GOAL OF THE EXERCISE: Reproduce the entries word for word, and omit any picture you find in them.
--- MATERIAL PROVIDED ---
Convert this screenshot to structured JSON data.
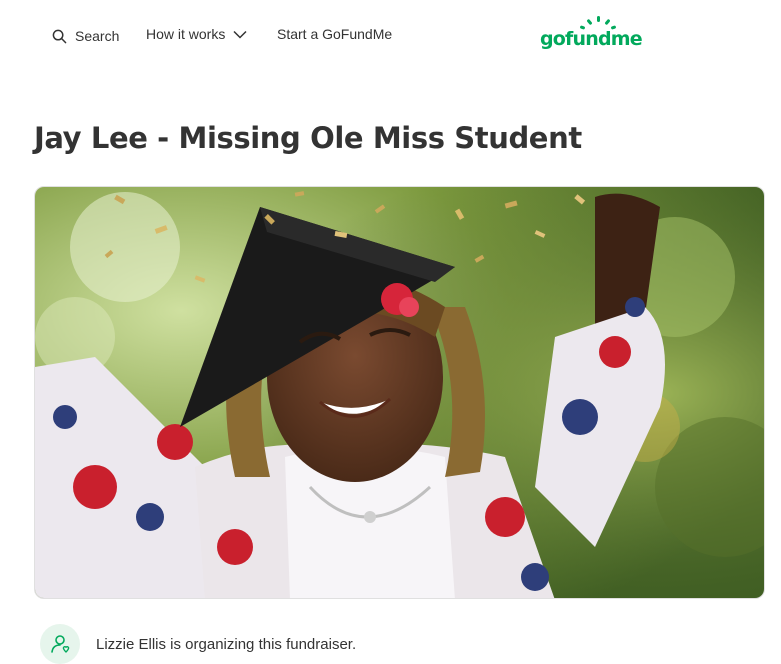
{
  "nav": {
    "search_label": "Search",
    "how_label": "How it works",
    "start_label": "Start a GoFundMe"
  },
  "logo": {
    "text": "gofundme",
    "color": "#02a95c"
  },
  "campaign": {
    "title": "Jay Lee - Missing Ole Miss Student",
    "organizer_text": "Lizzie Ellis is organizing this fundraiser."
  },
  "icons": {
    "search": "search-icon",
    "chevron": "chevron-down-icon",
    "organizer": "user-heart-icon"
  },
  "colors": {
    "brand_green": "#02a95c",
    "text": "#333333",
    "avatar_bg": "#e6f5ec"
  }
}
---
RESPONSE:
Convert this screenshot to structured JSON data.
{
  "nav": {
    "search_label": "Search",
    "how_label": "How it works",
    "start_label": "Start a GoFundMe"
  },
  "logo": {
    "text": "gofundme",
    "color": "#02a95c"
  },
  "campaign": {
    "title": "Jay Lee - Missing Ole Miss Student",
    "organizer_text": "Lizzie Ellis is organizing this fundraiser."
  },
  "icons": {
    "search": "search-icon",
    "chevron": "chevron-down-icon",
    "organizer": "user-heart-icon"
  },
  "colors": {
    "brand_green": "#02a95c",
    "text": "#333333",
    "avatar_bg": "#e6f5ec"
  }
}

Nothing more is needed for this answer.